PROVIDED DATA>
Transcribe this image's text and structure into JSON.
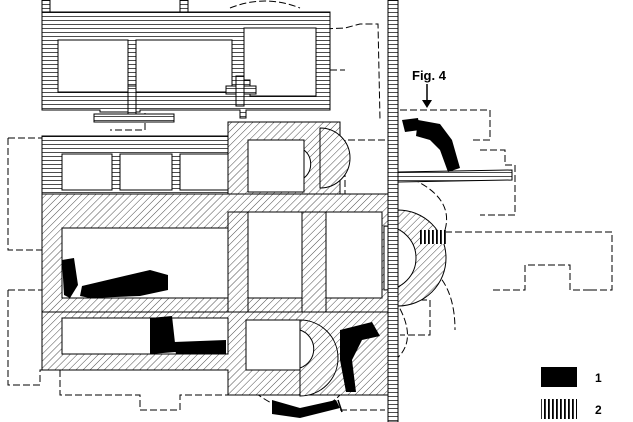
{
  "figure_ref": "Fig. 4",
  "legend": [
    {
      "key": "1",
      "symbol": "solid-black"
    },
    {
      "key": "2",
      "symbol": "vertical-hatch"
    }
  ],
  "colors": {
    "ink": "#000000",
    "paper": "#ffffff"
  }
}
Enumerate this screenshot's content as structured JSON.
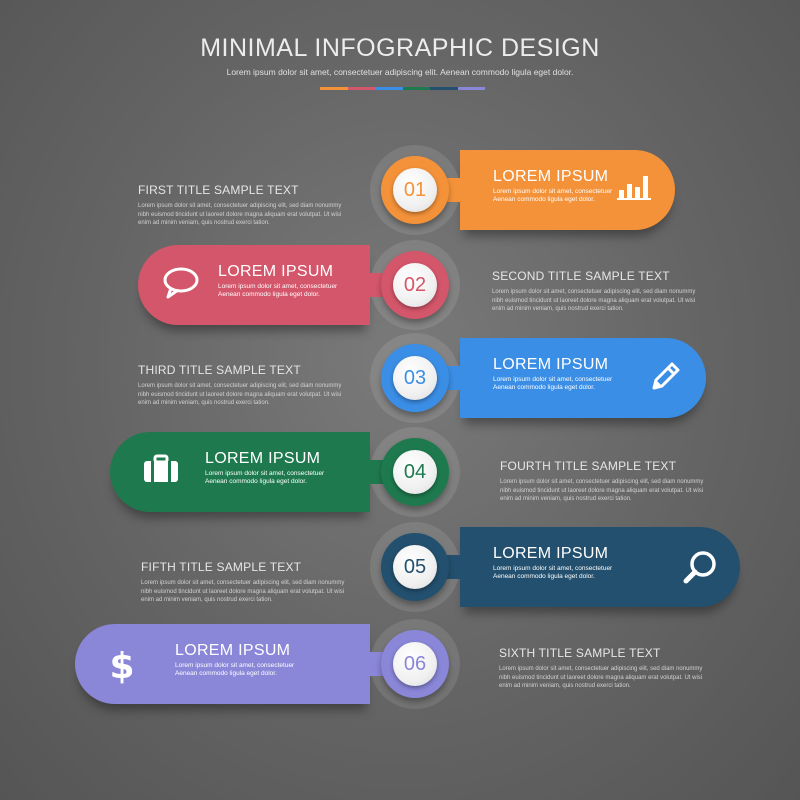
{
  "header": {
    "title": "MINIMAL INFOGRAPHIC DESIGN",
    "subtitle": "Lorem ipsum dolor sit amet, consectetuer adipiscing elit. Aenean commodo ligula eget dolor.",
    "bar_colors": [
      "#f4923a",
      "#d4566a",
      "#3b8ee6",
      "#1e7a4e",
      "#23506e",
      "#8a86d8"
    ]
  },
  "steps": [
    {
      "number": "01",
      "color": "#f4923a",
      "label": "LOREM IPSUM",
      "body": "Lorem ipsum dolor sit amet, consectetuer Aenean commodo ligula eget dolor.",
      "icon": "bar-chart-icon",
      "side_title": "FIRST TITLE SAMPLE TEXT",
      "side_body": "Lorem ipsum dolor sit amet, consectetuer adipiscing elit, sed diam nonummy nibh euismod tincidunt ut laoreet dolore magna aliquam erat volutpat. Ut wisi enim ad minim veniam, quis nostrud exerci tation."
    },
    {
      "number": "02",
      "color": "#d4566a",
      "label": "LOREM IPSUM",
      "body": "Lorem ipsum dolor sit amet, consectetuer Aenean commodo ligula eget dolor.",
      "icon": "speech-bubble-icon",
      "side_title": "SECOND TITLE SAMPLE TEXT",
      "side_body": "Lorem ipsum dolor sit amet, consectetuer adipiscing elit, sed diam nonummy nibh euismod tincidunt ut laoreet dolore magna aliquam erat volutpat. Ut wisi enim ad minim veniam, quis nostrud exerci tation."
    },
    {
      "number": "03",
      "color": "#3b8ee6",
      "label": "LOREM IPSUM",
      "body": "Lorem ipsum dolor sit amet, consectetuer Aenean commodo ligula eget dolor.",
      "icon": "pencil-icon",
      "side_title": "THIRD TITLE SAMPLE TEXT",
      "side_body": "Lorem ipsum dolor sit amet, consectetuer adipiscing elit, sed diam nonummy nibh euismod tincidunt ut laoreet dolore magna aliquam erat volutpat. Ut wisi enim ad minim veniam, quis nostrud exerci tation."
    },
    {
      "number": "04",
      "color": "#1e7a4e",
      "label": "LOREM IPSUM",
      "body": "Lorem ipsum dolor sit amet, consectetuer Aenean commodo ligula eget dolor.",
      "icon": "briefcase-icon",
      "side_title": "FOURTH TITLE SAMPLE TEXT",
      "side_body": "Lorem ipsum dolor sit amet, consectetuer adipiscing elit, sed diam nonummy nibh euismod tincidunt ut laoreet dolore magna aliquam erat volutpat. Ut wisi enim ad minim veniam, quis nostrud exerci tation."
    },
    {
      "number": "05",
      "color": "#23506e",
      "label": "LOREM IPSUM",
      "body": "Lorem ipsum dolor sit amet, consectetuer Aenean commodo ligula eget dolor.",
      "icon": "magnifier-icon",
      "side_title": "FIFTH TITLE SAMPLE TEXT",
      "side_body": "Lorem ipsum dolor sit amet, consectetuer adipiscing elit, sed diam nonummy nibh euismod tincidunt ut laoreet dolore magna aliquam erat volutpat. Ut wisi enim ad minim veniam, quis nostrud exerci tation."
    },
    {
      "number": "06",
      "color": "#8a86d8",
      "label": "LOREM IPSUM",
      "body": "Lorem ipsum dolor sit amet, consectetuer Aenean commodo ligula eget dolor.",
      "icon": "dollar-icon",
      "side_title": "SIXTH TITLE SAMPLE TEXT",
      "side_body": "Lorem ipsum dolor sit amet, consectetuer adipiscing elit, sed diam nonummy nibh euismod tincidunt ut laoreet dolore magna aliquam erat volutpat. Ut wisi enim ad minim veniam, quis nostrud exerci tation."
    }
  ]
}
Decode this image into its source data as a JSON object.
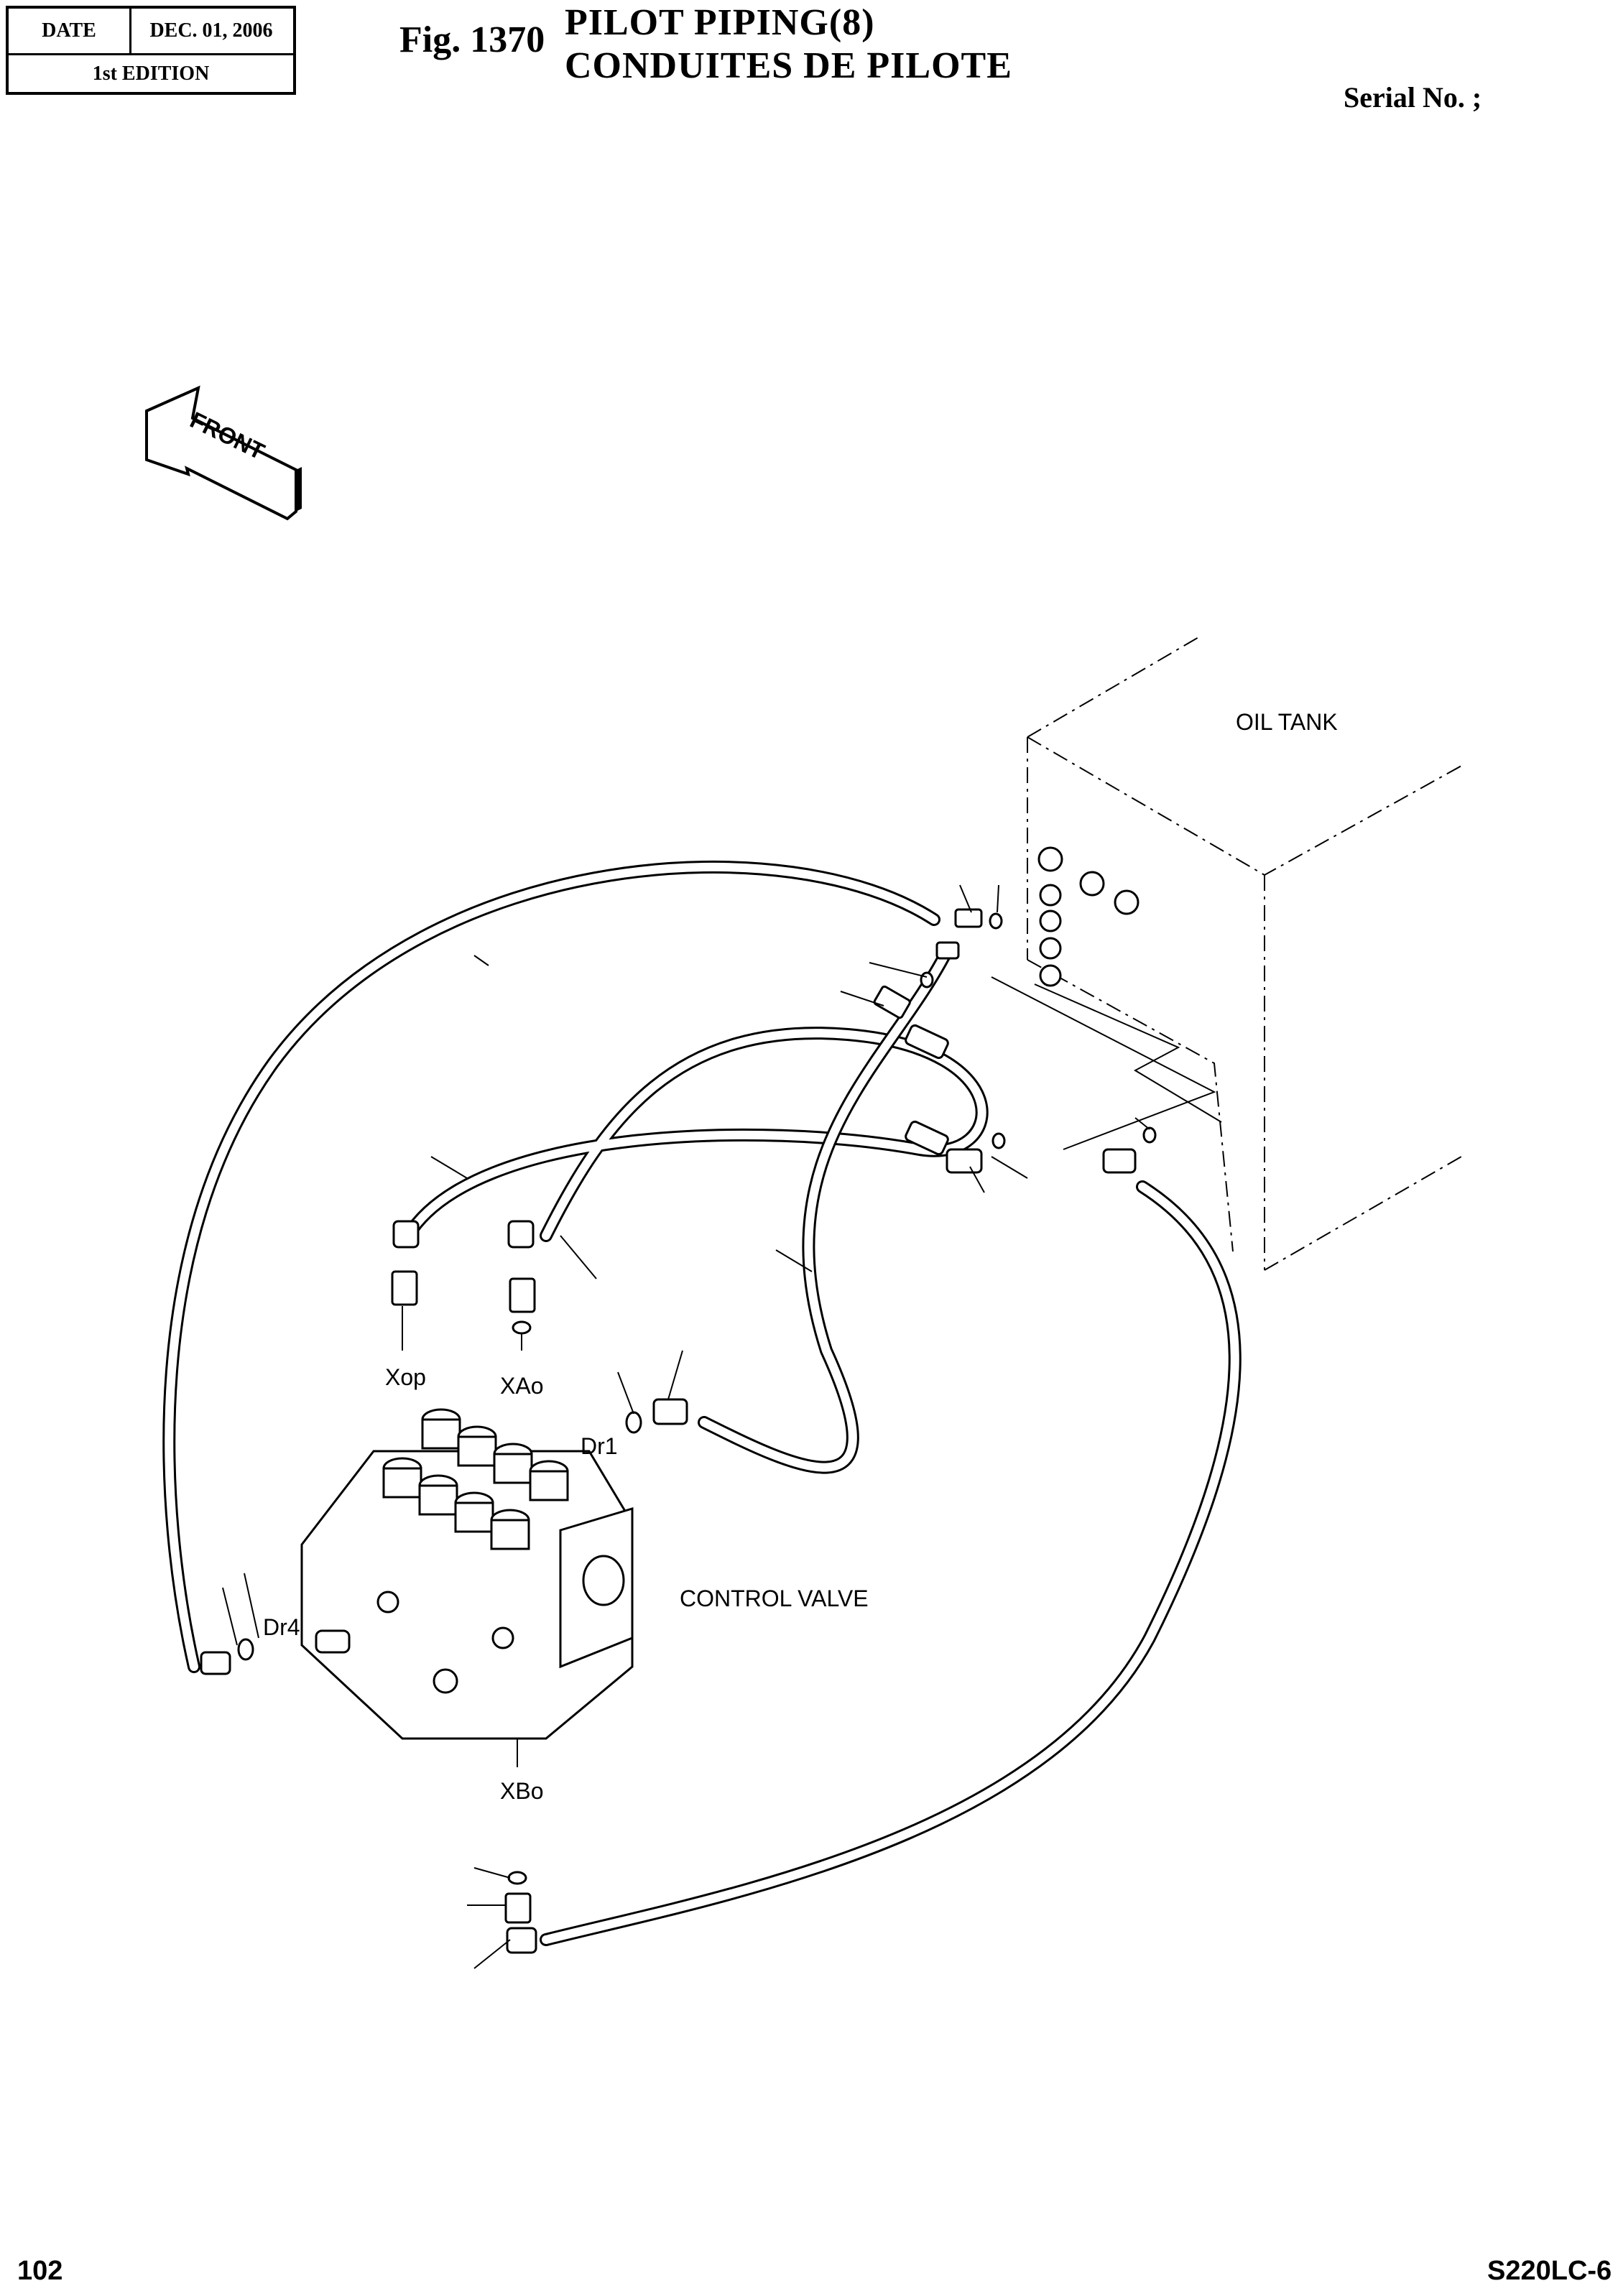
{
  "header": {
    "date_label": "DATE",
    "date_value": "DEC. 01, 2006",
    "edition": "1st EDITION"
  },
  "figure": {
    "label": "Fig. 1370",
    "title_en": "PILOT PIPING(8)",
    "title_fr": "CONDUITES DE PILOTE",
    "serial": "Serial No. ;"
  },
  "diagram": {
    "front_label": "FRONT",
    "oil_tank": "OIL TANK",
    "control_valve": "CONTROL VALVE",
    "ports": {
      "xop": "Xop",
      "xao": "XAo",
      "dr1": "Dr1",
      "dr4": "Dr4",
      "xbo": "XBo"
    }
  },
  "footer": {
    "page": "102",
    "model": "S220LC-6"
  }
}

WHAT TO DO>
Each record above must be returned exactly as written, with its pictures omitted.

TASK SOLUTION>
Transcribe this image's text and structure into JSON.
{
  "figure_ref": "Fig. 4",
  "legend": [
    {
      "key": "1",
      "symbol": "solid-black"
    },
    {
      "key": "2",
      "symbol": "vertical-hatch"
    }
  ],
  "colors": {
    "ink": "#000000",
    "paper": "#ffffff"
  }
}
Enumerate this screenshot's content as structured JSON.
{
  "header": {
    "title": "MINIMAL INFOGRAPHIC DESIGN",
    "subtitle": "Lorem ipsum dolor sit amet, consectetuer adipiscing elit. Aenean commodo ligula eget dolor.",
    "bar_colors": [
      "#f4923a",
      "#d4566a",
      "#3b8ee6",
      "#1e7a4e",
      "#23506e",
      "#8a86d8"
    ]
  },
  "steps": [
    {
      "number": "01",
      "color": "#f4923a",
      "label": "LOREM IPSUM",
      "body": "Lorem ipsum dolor sit amet, consectetuer Aenean commodo ligula eget dolor.",
      "icon": "bar-chart-icon",
      "side_title": "FIRST TITLE SAMPLE TEXT",
      "side_body": "Lorem ipsum dolor sit amet, consectetuer adipiscing elit, sed diam nonummy nibh euismod tincidunt ut laoreet dolore magna aliquam erat volutpat. Ut wisi enim ad minim veniam, quis nostrud exerci tation."
    },
    {
      "number": "02",
      "color": "#d4566a",
      "label": "LOREM IPSUM",
      "body": "Lorem ipsum dolor sit amet, consectetuer Aenean commodo ligula eget dolor.",
      "icon": "speech-bubble-icon",
      "side_title": "SECOND TITLE SAMPLE TEXT",
      "side_body": "Lorem ipsum dolor sit amet, consectetuer adipiscing elit, sed diam nonummy nibh euismod tincidunt ut laoreet dolore magna aliquam erat volutpat. Ut wisi enim ad minim veniam, quis nostrud exerci tation."
    },
    {
      "number": "03",
      "color": "#3b8ee6",
      "label": "LOREM IPSUM",
      "body": "Lorem ipsum dolor sit amet, consectetuer Aenean commodo ligula eget dolor.",
      "icon": "pencil-icon",
      "side_title": "THIRD TITLE SAMPLE TEXT",
      "side_body": "Lorem ipsum dolor sit amet, consectetuer adipiscing elit, sed diam nonummy nibh euismod tincidunt ut laoreet dolore magna aliquam erat volutpat. Ut wisi enim ad minim veniam, quis nostrud exerci tation."
    },
    {
      "number": "04",
      "color": "#1e7a4e",
      "label": "LOREM IPSUM",
      "body": "Lorem ipsum dolor sit amet, consectetuer Aenean commodo ligula eget dolor.",
      "icon": "briefcase-icon",
      "side_title": "FOURTH TITLE SAMPLE TEXT",
      "side_body": "Lorem ipsum dolor sit amet, consectetuer adipiscing elit, sed diam nonummy nibh euismod tincidunt ut laoreet dolore magna aliquam erat volutpat. Ut wisi enim ad minim veniam, quis nostrud exerci tation."
    },
    {
      "number": "05",
      "color": "#23506e",
      "label": "LOREM IPSUM",
      "body": "Lorem ipsum dolor sit amet, consectetuer Aenean commodo ligula eget dolor.",
      "icon": "magnifier-icon",
      "side_title": "FIFTH TITLE SAMPLE TEXT",
      "side_body": "Lorem ipsum dolor sit amet, consectetuer adipiscing elit, sed diam nonummy nibh euismod tincidunt ut laoreet dolore magna aliquam erat volutpat. Ut wisi enim ad minim veniam, quis nostrud exerci tation."
    },
    {
      "number": "06",
      "color": "#8a86d8",
      "label": "LOREM IPSUM",
      "body": "Lorem ipsum dolor sit amet, consectetuer Aenean commodo ligula eget dolor.",
      "icon": "dollar-icon",
      "side_title": "SIXTH TITLE SAMPLE TEXT",
      "side_body": "Lorem ipsum dolor sit amet, consectetuer adipiscing elit, sed diam nonummy nibh euismod tincidunt ut laoreet dolore magna aliquam erat volutpat. Ut wisi enim ad minim veniam, quis nostrud exerci tation."
    }
  ]
}
Decode this image into its source data as a JSON object.
{
  "header": {
    "date_label": "DATE",
    "date_value": "DEC. 01, 2006",
    "edition": "1st EDITION"
  },
  "figure": {
    "label": "Fig. 1370",
    "title_en": "PILOT PIPING(8)",
    "title_fr": "CONDUITES DE PILOTE",
    "serial": "Serial No. ;"
  },
  "diagram": {
    "front_label": "FRONT",
    "oil_tank": "OIL TANK",
    "control_valve": "CONTROL VALVE",
    "ports": {
      "xop": "Xop",
      "xao": "XAo",
      "dr1": "Dr1",
      "dr4": "Dr4",
      "xbo": "XBo"
    }
  },
  "footer": {
    "page": "102",
    "model": "S220LC-6"
  }
}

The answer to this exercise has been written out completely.